— Start Dataset —
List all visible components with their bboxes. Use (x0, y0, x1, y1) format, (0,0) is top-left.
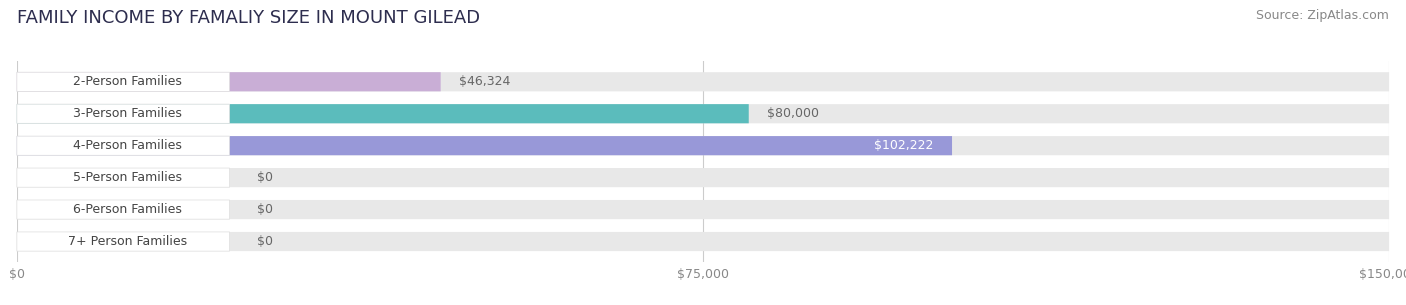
Text: FAMILY INCOME BY FAMALIY SIZE IN MOUNT GILEAD: FAMILY INCOME BY FAMALIY SIZE IN MOUNT G… (17, 9, 479, 27)
FancyBboxPatch shape (17, 72, 1389, 92)
Text: 3-Person Families: 3-Person Families (73, 107, 181, 120)
Text: 7+ Person Families: 7+ Person Families (67, 235, 187, 248)
FancyBboxPatch shape (17, 104, 229, 123)
Text: $102,222: $102,222 (875, 139, 934, 152)
Text: 5-Person Families: 5-Person Families (73, 171, 181, 184)
Text: $46,324: $46,324 (458, 75, 510, 88)
FancyBboxPatch shape (17, 104, 749, 123)
Text: 6-Person Families: 6-Person Families (73, 203, 181, 216)
FancyBboxPatch shape (17, 136, 1389, 155)
Text: $0: $0 (257, 203, 273, 216)
Text: $0: $0 (257, 235, 273, 248)
Text: 2-Person Families: 2-Person Families (73, 75, 181, 88)
FancyBboxPatch shape (17, 232, 1389, 251)
FancyBboxPatch shape (17, 72, 229, 92)
FancyBboxPatch shape (17, 136, 952, 155)
FancyBboxPatch shape (17, 200, 1389, 219)
Text: $0: $0 (257, 171, 273, 184)
FancyBboxPatch shape (17, 168, 229, 187)
Text: $80,000: $80,000 (768, 107, 820, 120)
FancyBboxPatch shape (17, 72, 440, 92)
FancyBboxPatch shape (17, 104, 1389, 123)
FancyBboxPatch shape (17, 200, 229, 219)
Text: Source: ZipAtlas.com: Source: ZipAtlas.com (1256, 9, 1389, 22)
Text: 4-Person Families: 4-Person Families (73, 139, 181, 152)
FancyBboxPatch shape (17, 168, 1389, 187)
FancyBboxPatch shape (17, 232, 229, 251)
FancyBboxPatch shape (17, 136, 229, 155)
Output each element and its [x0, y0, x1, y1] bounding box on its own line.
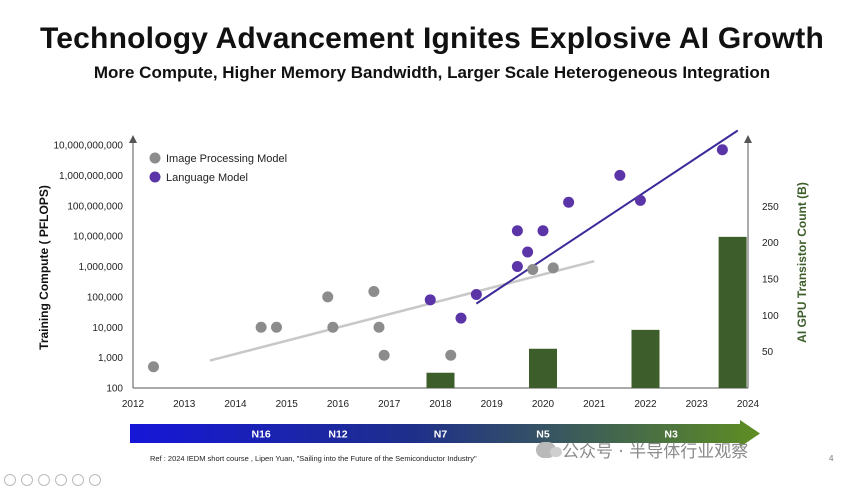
y-tick-label: 10,000,000 [73, 232, 123, 243]
language-model-point [455, 312, 467, 324]
process-node-arrow: N16 N12 N7 N5 N3 [130, 420, 760, 447]
y-right-tick-label: 150 [762, 275, 779, 286]
y-axis-right-label: AI GPU Transistor Count (B) [795, 182, 809, 343]
image-model-point [373, 321, 385, 333]
x-tick-label: 2017 [378, 399, 401, 410]
image-model-point [527, 263, 539, 275]
y-tick-label: 100,000 [87, 292, 124, 303]
y-tick-label: 100,000,000 [67, 201, 123, 212]
transistor-bars [426, 236, 747, 388]
process-node-label: N3 [664, 429, 678, 441]
image-model-point [368, 286, 380, 298]
x-tick-label: 2021 [583, 399, 606, 410]
process-node-label: N7 [434, 429, 448, 441]
chart-axes: 2012 2013 2014 2015 2016 2017 2018 2019 2020 2021… [37, 135, 809, 410]
legend-image-marker [149, 152, 161, 164]
x-tick-label: 2019 [481, 399, 504, 410]
legend-language-marker [149, 171, 161, 183]
language-model-point [470, 288, 482, 300]
language-model-point [716, 144, 728, 156]
legend-image-label: Image Processing Model [166, 153, 287, 165]
language-model-point [634, 194, 646, 206]
x-tick-label: 2024 [737, 399, 760, 410]
chart-legend: Image Processing Model Language Model [149, 152, 287, 184]
language-model-point [424, 294, 436, 306]
x-tick-label: 2014 [224, 399, 247, 410]
process-node-label: N5 [536, 429, 550, 441]
process-arrow-shape [130, 420, 760, 447]
image-model-point [255, 321, 267, 333]
trend-lines [209, 129, 739, 362]
y-right-tick-label: 200 [762, 238, 779, 249]
x-tick-label: 2012 [122, 399, 145, 410]
y-tick-label: 1,000 [98, 353, 123, 364]
transistor-bar [426, 372, 455, 388]
y-tick-label: 1,000,000,000 [59, 171, 123, 182]
language-model-point [511, 225, 523, 237]
control-icon[interactable] [21, 474, 33, 486]
x-tick-label: 2016 [327, 399, 350, 410]
reference-note: Ref : 2024 IEDM short course , Lipen Yua… [150, 454, 477, 463]
x-tick-label: 2018 [429, 399, 452, 410]
y-tick-label: 10,000 [92, 323, 123, 334]
page-title: Technology Advancement Ignites Explosive… [39, 22, 825, 55]
image-model-point [327, 321, 339, 333]
control-icon[interactable] [4, 474, 16, 486]
image-model-point [148, 361, 159, 373]
wechat-icon [536, 441, 562, 458]
y-right-tick-label: 100 [762, 311, 779, 322]
control-icon[interactable] [55, 474, 67, 486]
y-right-tick-label: 250 [762, 202, 779, 213]
control-icon[interactable] [72, 474, 84, 486]
image-model-point [547, 262, 559, 274]
watermark-text: 公众号 · 半导体行业观察 [562, 442, 749, 462]
y-tick-label: 100 [106, 384, 123, 395]
transistor-bar [529, 348, 557, 388]
x-tick-label: 2023 [686, 399, 709, 410]
x-tick-label: 2020 [532, 399, 555, 410]
process-node-label: N12 [328, 429, 347, 441]
watermark: 公众号 · 半导体行业观察 [536, 437, 748, 462]
control-icon[interactable] [38, 474, 50, 486]
page-number: 4 [829, 454, 834, 463]
image-model-point [271, 321, 282, 333]
language-model-point [563, 196, 575, 208]
y-right-tick-label: 50 [762, 347, 774, 358]
language-model-point [614, 169, 626, 181]
image-model-point [322, 291, 334, 303]
y-axis-left-arrow [129, 135, 137, 143]
y-axis-label: Training Compute ( PFLOPS) [37, 185, 51, 350]
language-model-point [537, 225, 549, 237]
image-model-point [378, 349, 390, 361]
x-tick-label: 2013 [173, 399, 196, 410]
transistor-bar [631, 329, 660, 388]
language-model-point [522, 246, 534, 258]
page-subtitle: More Compute, Higher Memory Bandwidth, L… [93, 63, 771, 82]
language-trend-line [475, 129, 739, 305]
scatter-points [148, 144, 728, 373]
y-axis-right-arrow [744, 135, 752, 143]
image-trend-line [209, 259, 595, 362]
legend-language-label: Language Model [166, 172, 248, 184]
process-node-label: N16 [251, 429, 270, 441]
y-tick-label: 10,000,000,000 [53, 141, 123, 152]
slide-controls [4, 474, 101, 486]
y-tick-label: 1,000,000 [79, 262, 124, 273]
x-tick-label: 2015 [276, 399, 299, 410]
control-icon[interactable] [89, 474, 101, 486]
transistor-bar [718, 236, 747, 388]
image-model-point [445, 349, 457, 361]
language-model-point [511, 261, 523, 272]
x-tick-label: 2022 [634, 399, 657, 410]
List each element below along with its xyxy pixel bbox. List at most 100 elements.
— End Dataset —
▸ Set problem
Retype every line above exactly, leaving out the pictures.

▸ Written response
List all visible components with their bboxes. Use (x0, y0, x1, y1) format, (0,0) is top-left.
Text: FAMILY INCOME BY FAMALIY SIZE IN MOUNT GILEAD: FAMILY INCOME BY FAMALIY SIZE IN MOUNT G… (17, 9, 479, 27)
FancyBboxPatch shape (17, 72, 1389, 92)
Text: 3-Person Families: 3-Person Families (73, 107, 181, 120)
Text: 7+ Person Families: 7+ Person Families (67, 235, 187, 248)
FancyBboxPatch shape (17, 104, 229, 123)
Text: $102,222: $102,222 (875, 139, 934, 152)
Text: 5-Person Families: 5-Person Families (73, 171, 181, 184)
Text: $46,324: $46,324 (458, 75, 510, 88)
FancyBboxPatch shape (17, 104, 749, 123)
Text: 6-Person Families: 6-Person Families (73, 203, 181, 216)
FancyBboxPatch shape (17, 136, 1389, 155)
Text: $0: $0 (257, 203, 273, 216)
Text: $0: $0 (257, 235, 273, 248)
Text: 2-Person Families: 2-Person Families (73, 75, 181, 88)
FancyBboxPatch shape (17, 232, 1389, 251)
FancyBboxPatch shape (17, 72, 229, 92)
FancyBboxPatch shape (17, 136, 952, 155)
FancyBboxPatch shape (17, 200, 1389, 219)
Text: $0: $0 (257, 171, 273, 184)
FancyBboxPatch shape (17, 168, 229, 187)
Text: $80,000: $80,000 (768, 107, 820, 120)
FancyBboxPatch shape (17, 72, 440, 92)
FancyBboxPatch shape (17, 104, 1389, 123)
FancyBboxPatch shape (17, 200, 229, 219)
Text: Source: ZipAtlas.com: Source: ZipAtlas.com (1256, 9, 1389, 22)
Text: 4-Person Families: 4-Person Families (73, 139, 181, 152)
FancyBboxPatch shape (17, 168, 1389, 187)
FancyBboxPatch shape (17, 232, 229, 251)
FancyBboxPatch shape (17, 136, 229, 155)
Output each element and its [x0, y0, x1, y1] bounding box on its own line.
y-tick-label: 10,000,000 [73, 232, 123, 243]
language-model-point [455, 312, 467, 324]
process-node-arrow: N16 N12 N7 N5 N3 [130, 420, 760, 447]
y-right-tick-label: 150 [762, 275, 779, 286]
y-axis-right-label: AI GPU Transistor Count (B) [795, 182, 809, 343]
image-model-point [373, 321, 385, 333]
x-tick-label: 2017 [378, 399, 401, 410]
image-model-point [527, 263, 539, 275]
y-tick-label: 100,000 [87, 292, 124, 303]
y-tick-label: 100,000,000 [67, 201, 123, 212]
transistor-bars [426, 236, 747, 388]
process-node-label: N3 [664, 429, 678, 441]
image-model-point [368, 286, 380, 298]
x-tick-label: 2021 [583, 399, 606, 410]
process-node-label: N7 [434, 429, 448, 441]
chart-axes: 2012 2013 2014 2015 2016 2017 2018 2019 2020 2021… [37, 135, 809, 410]
legend-image-marker [149, 152, 161, 164]
x-tick-label: 2019 [481, 399, 504, 410]
legend-language-marker [149, 171, 161, 183]
language-model-point [470, 288, 482, 300]
language-model-point [716, 144, 728, 156]
legend-image-label: Image Processing Model [166, 153, 287, 165]
language-model-point [634, 194, 646, 206]
x-tick-label: 2024 [737, 399, 760, 410]
chart-legend: Image Processing Model Language Model [149, 152, 287, 184]
language-model-point [424, 294, 436, 306]
x-tick-label: 2014 [224, 399, 247, 410]
process-node-label: N5 [536, 429, 550, 441]
process-arrow-shape [130, 420, 760, 447]
image-model-point [255, 321, 267, 333]
trend-lines [209, 129, 739, 362]
y-right-tick-label: 200 [762, 238, 779, 249]
x-tick-label: 2012 [122, 399, 145, 410]
y-tick-label: 1,000 [98, 353, 123, 364]
transistor-bar [426, 372, 455, 388]
y-tick-label: 1,000,000,000 [59, 171, 123, 182]
language-model-point [511, 225, 523, 237]
control-icon[interactable] [21, 474, 33, 486]
x-tick-label: 2016 [327, 399, 350, 410]
reference-note: Ref : 2024 IEDM short course , Lipen Yua… [150, 454, 477, 463]
x-tick-label: 2018 [429, 399, 452, 410]
y-tick-label: 10,000 [92, 323, 123, 334]
page-title: Technology Advancement Ignites Explosive… [39, 22, 825, 55]
image-model-point [327, 321, 339, 333]
control-icon[interactable] [4, 474, 16, 486]
image-model-point [148, 361, 159, 373]
wechat-icon [536, 441, 562, 458]
y-right-tick-label: 100 [762, 311, 779, 322]
control-icon[interactable] [55, 474, 67, 486]
y-right-tick-label: 250 [762, 202, 779, 213]
control-icon[interactable] [72, 474, 84, 486]
image-model-point [547, 262, 559, 274]
watermark-text: 公众号 · 半导体行业观察 [562, 442, 749, 462]
y-tick-label: 100 [106, 384, 123, 395]
transistor-bar [529, 348, 557, 388]
x-tick-label: 2023 [686, 399, 709, 410]
x-tick-label: 2020 [532, 399, 555, 410]
process-node-label: N12 [328, 429, 347, 441]
watermark: 公众号 · 半导体行业观察 [536, 437, 748, 462]
control-icon[interactable] [38, 474, 50, 486]
page-number: 4 [829, 454, 834, 463]
image-model-point [271, 321, 282, 333]
language-model-point [563, 196, 575, 208]
y-right-tick-label: 50 [762, 347, 774, 358]
language-model-point [614, 169, 626, 181]
image-model-point [322, 291, 334, 303]
y-axis-left-arrow [129, 135, 137, 143]
y-axis-label: Training Compute ( PFLOPS) [37, 185, 51, 350]
language-model-point [537, 225, 549, 237]
image-model-point [378, 349, 390, 361]
x-tick-label: 2013 [173, 399, 196, 410]
transistor-bar [631, 329, 660, 388]
language-model-point [522, 246, 534, 258]
page-subtitle: More Compute, Higher Memory Bandwidth, L… [93, 63, 771, 82]
language-trend-line [475, 129, 739, 305]
scatter-points [148, 144, 728, 373]
y-axis-right-arrow [744, 135, 752, 143]
image-trend-line [209, 259, 595, 362]
legend-language-label: Language Model [166, 172, 248, 184]
process-node-label: N16 [251, 429, 270, 441]
y-tick-label: 10,000,000,000 [53, 141, 123, 152]
slide-controls [4, 474, 101, 486]
y-tick-label: 1,000,000 [79, 262, 124, 273]
x-tick-label: 2015 [276, 399, 299, 410]
control-icon[interactable] [89, 474, 101, 486]
transistor-bar [718, 236, 747, 388]
image-model-point [445, 349, 457, 361]
language-model-point [511, 261, 523, 272]
x-tick-label: 2022 [634, 399, 657, 410]
List each element below along with its xyxy pixel bbox. List at most 100 elements.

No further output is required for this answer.